== WHAT TO DO ==
Word for word, transcribe every line from the one holding "Parse this screenshot: output" through the end of the records, but not the pictures.

>> Start GIVEN ENTRIES

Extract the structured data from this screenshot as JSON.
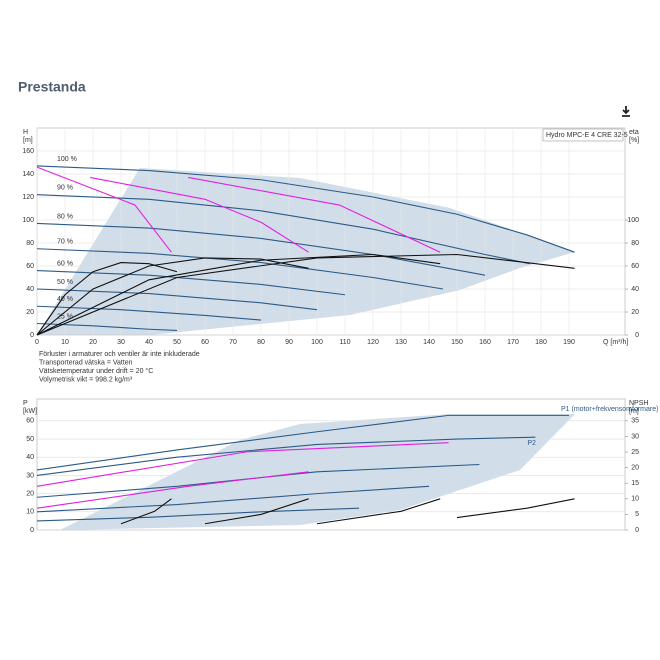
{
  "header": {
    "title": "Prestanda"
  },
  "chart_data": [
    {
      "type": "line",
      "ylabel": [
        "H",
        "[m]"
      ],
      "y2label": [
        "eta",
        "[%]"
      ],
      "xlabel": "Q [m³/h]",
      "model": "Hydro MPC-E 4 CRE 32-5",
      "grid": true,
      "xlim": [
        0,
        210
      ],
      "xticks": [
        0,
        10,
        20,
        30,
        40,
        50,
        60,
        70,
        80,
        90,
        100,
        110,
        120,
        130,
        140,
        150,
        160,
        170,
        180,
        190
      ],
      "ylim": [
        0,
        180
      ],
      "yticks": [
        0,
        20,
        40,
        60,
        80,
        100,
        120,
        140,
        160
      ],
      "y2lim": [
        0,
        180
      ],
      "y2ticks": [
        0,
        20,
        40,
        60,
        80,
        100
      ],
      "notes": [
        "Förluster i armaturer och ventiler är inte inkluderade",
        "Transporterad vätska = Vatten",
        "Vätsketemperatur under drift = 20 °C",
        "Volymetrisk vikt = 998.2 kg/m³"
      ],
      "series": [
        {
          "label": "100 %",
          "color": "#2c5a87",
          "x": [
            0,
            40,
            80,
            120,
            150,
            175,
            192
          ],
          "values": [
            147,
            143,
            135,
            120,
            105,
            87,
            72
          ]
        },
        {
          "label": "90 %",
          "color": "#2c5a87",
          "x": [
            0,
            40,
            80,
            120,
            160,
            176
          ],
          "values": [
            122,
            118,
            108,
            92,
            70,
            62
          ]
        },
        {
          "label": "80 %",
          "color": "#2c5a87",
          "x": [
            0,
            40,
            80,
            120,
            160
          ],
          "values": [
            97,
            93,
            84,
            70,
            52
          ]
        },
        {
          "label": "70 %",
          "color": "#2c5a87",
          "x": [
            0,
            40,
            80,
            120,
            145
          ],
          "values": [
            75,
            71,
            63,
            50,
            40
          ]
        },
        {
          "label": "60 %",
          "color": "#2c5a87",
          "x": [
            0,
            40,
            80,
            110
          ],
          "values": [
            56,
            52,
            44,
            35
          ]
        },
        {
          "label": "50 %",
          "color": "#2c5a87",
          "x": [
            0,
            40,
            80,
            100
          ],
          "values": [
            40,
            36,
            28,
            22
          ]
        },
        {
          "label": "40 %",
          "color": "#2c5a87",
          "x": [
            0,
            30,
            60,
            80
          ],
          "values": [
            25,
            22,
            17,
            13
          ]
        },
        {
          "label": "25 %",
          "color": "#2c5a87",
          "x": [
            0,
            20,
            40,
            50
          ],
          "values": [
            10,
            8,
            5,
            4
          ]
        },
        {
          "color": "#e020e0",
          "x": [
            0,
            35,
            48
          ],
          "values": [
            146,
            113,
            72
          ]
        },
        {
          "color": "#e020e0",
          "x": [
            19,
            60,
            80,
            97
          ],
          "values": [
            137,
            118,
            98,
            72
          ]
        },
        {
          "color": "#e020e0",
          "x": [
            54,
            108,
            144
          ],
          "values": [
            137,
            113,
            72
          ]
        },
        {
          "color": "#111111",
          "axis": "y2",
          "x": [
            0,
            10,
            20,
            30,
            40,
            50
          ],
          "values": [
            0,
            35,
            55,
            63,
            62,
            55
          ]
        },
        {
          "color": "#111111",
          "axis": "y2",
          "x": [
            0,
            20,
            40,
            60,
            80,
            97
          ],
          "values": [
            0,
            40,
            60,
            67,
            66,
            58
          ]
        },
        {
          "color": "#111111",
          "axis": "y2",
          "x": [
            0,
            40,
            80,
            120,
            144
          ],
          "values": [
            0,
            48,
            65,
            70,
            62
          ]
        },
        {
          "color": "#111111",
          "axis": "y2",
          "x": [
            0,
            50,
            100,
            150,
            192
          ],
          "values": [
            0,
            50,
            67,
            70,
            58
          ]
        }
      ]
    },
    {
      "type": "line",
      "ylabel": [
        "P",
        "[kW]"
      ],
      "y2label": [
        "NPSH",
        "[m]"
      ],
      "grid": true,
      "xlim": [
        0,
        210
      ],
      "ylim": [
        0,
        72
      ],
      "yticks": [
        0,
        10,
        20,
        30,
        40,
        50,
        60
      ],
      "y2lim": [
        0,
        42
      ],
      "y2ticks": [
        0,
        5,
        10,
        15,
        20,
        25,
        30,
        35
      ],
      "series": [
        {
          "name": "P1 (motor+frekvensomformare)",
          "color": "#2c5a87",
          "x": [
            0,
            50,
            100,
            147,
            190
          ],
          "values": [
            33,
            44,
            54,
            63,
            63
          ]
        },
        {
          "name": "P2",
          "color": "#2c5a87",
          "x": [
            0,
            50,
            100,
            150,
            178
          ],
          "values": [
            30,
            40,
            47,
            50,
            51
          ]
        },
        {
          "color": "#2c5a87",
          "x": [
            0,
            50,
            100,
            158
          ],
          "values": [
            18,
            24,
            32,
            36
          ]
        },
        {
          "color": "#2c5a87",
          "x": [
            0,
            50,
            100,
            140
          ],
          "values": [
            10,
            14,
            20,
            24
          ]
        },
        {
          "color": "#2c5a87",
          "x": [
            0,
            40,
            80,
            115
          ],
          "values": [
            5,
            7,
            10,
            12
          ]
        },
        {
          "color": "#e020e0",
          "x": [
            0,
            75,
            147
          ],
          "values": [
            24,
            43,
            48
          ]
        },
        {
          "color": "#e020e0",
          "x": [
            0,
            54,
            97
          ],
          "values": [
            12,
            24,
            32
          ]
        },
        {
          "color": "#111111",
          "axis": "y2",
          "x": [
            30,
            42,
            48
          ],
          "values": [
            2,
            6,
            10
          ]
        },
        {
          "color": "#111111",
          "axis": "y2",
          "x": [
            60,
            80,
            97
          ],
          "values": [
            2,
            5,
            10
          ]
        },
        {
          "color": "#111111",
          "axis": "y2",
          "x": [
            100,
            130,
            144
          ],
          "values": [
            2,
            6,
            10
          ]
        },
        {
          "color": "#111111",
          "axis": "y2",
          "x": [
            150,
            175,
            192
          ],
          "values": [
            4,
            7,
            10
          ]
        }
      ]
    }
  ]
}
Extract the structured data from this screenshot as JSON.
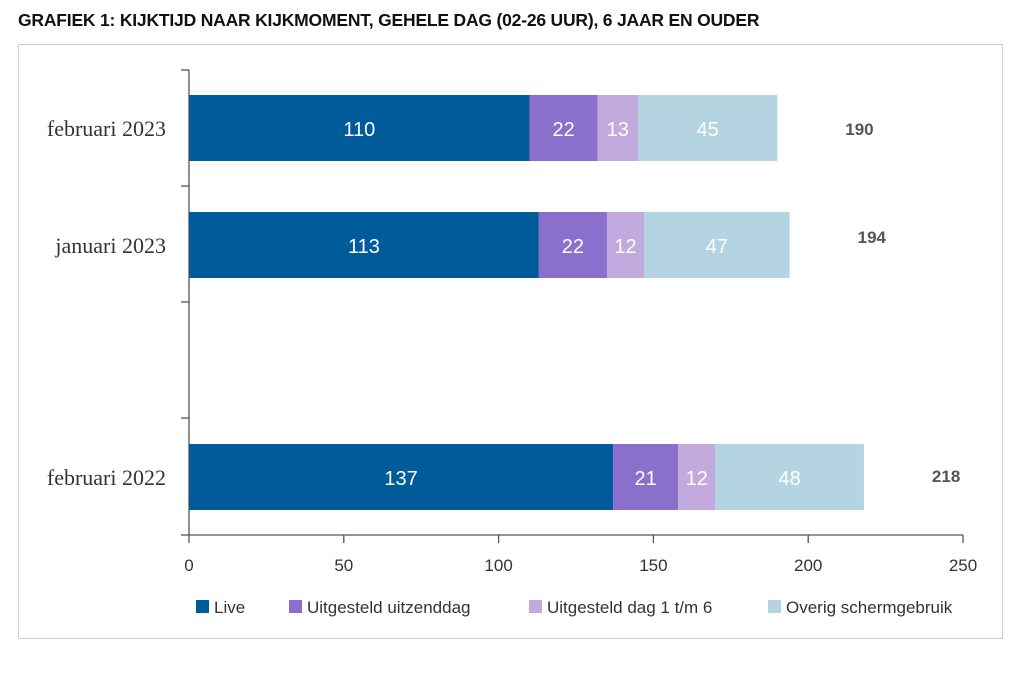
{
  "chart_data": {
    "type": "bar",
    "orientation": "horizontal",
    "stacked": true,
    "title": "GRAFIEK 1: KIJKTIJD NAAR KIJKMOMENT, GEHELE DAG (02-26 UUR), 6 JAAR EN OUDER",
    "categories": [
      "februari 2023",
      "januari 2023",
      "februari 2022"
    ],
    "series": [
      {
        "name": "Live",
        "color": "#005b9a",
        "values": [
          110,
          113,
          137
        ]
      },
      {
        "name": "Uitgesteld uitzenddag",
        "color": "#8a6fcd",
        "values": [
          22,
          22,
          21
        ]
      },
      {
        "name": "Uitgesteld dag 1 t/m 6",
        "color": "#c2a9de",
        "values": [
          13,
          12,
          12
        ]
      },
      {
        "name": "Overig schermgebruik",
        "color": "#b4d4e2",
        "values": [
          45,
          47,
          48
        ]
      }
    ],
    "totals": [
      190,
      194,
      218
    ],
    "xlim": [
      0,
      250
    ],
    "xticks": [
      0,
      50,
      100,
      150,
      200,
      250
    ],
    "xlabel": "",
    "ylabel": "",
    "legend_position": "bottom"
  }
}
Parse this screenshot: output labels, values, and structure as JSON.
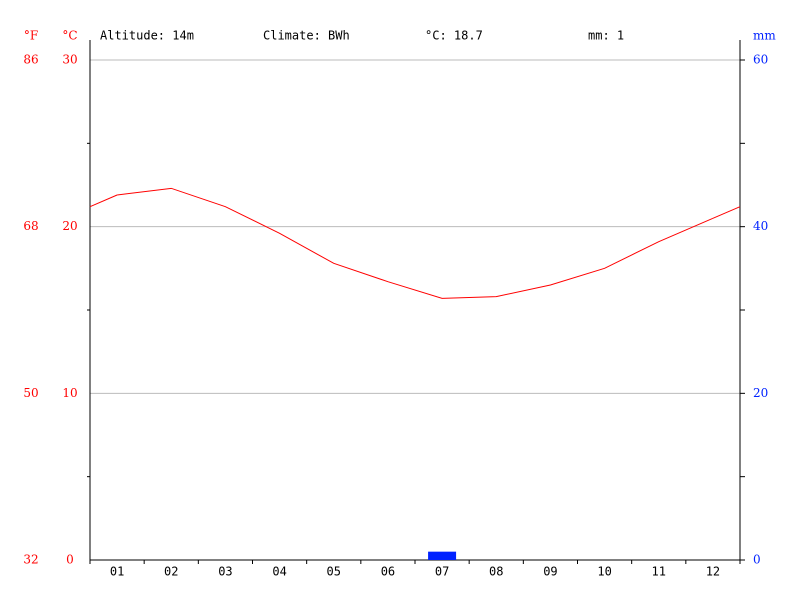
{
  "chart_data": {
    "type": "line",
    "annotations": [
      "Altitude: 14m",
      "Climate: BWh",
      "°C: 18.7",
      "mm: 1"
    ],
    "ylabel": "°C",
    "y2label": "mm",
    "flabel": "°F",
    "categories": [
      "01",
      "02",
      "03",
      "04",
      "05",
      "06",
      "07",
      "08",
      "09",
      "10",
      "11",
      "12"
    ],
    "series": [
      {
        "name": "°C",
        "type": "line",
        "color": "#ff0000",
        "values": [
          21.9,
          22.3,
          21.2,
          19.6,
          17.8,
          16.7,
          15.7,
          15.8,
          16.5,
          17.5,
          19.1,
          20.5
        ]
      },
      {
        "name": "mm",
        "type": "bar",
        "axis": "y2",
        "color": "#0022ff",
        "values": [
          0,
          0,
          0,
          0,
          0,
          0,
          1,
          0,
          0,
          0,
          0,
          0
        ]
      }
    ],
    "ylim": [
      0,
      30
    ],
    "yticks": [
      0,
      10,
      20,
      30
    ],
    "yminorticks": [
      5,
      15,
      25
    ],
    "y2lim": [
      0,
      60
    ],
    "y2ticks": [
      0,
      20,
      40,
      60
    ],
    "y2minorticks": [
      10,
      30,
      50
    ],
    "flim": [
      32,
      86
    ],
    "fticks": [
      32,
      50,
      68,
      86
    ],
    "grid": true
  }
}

>> End GIVEN ENTRIES

== EXERCISE RESULT ==
Parse this screenshot: output labels, values, and structure as JSON.
{
  "chart_data": {
    "type": "line",
    "annotations": [
      "Altitude: 14m",
      "Climate: BWh",
      "°C: 18.7",
      "mm: 1"
    ],
    "ylabel": "°C",
    "y2label": "mm",
    "flabel": "°F",
    "categories": [
      "01",
      "02",
      "03",
      "04",
      "05",
      "06",
      "07",
      "08",
      "09",
      "10",
      "11",
      "12"
    ],
    "series": [
      {
        "name": "°C",
        "type": "line",
        "color": "#ff0000",
        "values": [
          21.9,
          22.3,
          21.2,
          19.6,
          17.8,
          16.7,
          15.7,
          15.8,
          16.5,
          17.5,
          19.1,
          20.5
        ]
      },
      {
        "name": "mm",
        "type": "bar",
        "axis": "y2",
        "color": "#0022ff",
        "values": [
          0,
          0,
          0,
          0,
          0,
          0,
          1,
          0,
          0,
          0,
          0,
          0
        ]
      }
    ],
    "ylim": [
      0,
      30
    ],
    "yticks": [
      0,
      10,
      20,
      30
    ],
    "yminorticks": [
      5,
      15,
      25
    ],
    "y2lim": [
      0,
      60
    ],
    "y2ticks": [
      0,
      20,
      40,
      60
    ],
    "y2minorticks": [
      10,
      30,
      50
    ],
    "flim": [
      32,
      86
    ],
    "fticks": [
      32,
      50,
      68,
      86
    ],
    "grid": true
  }
}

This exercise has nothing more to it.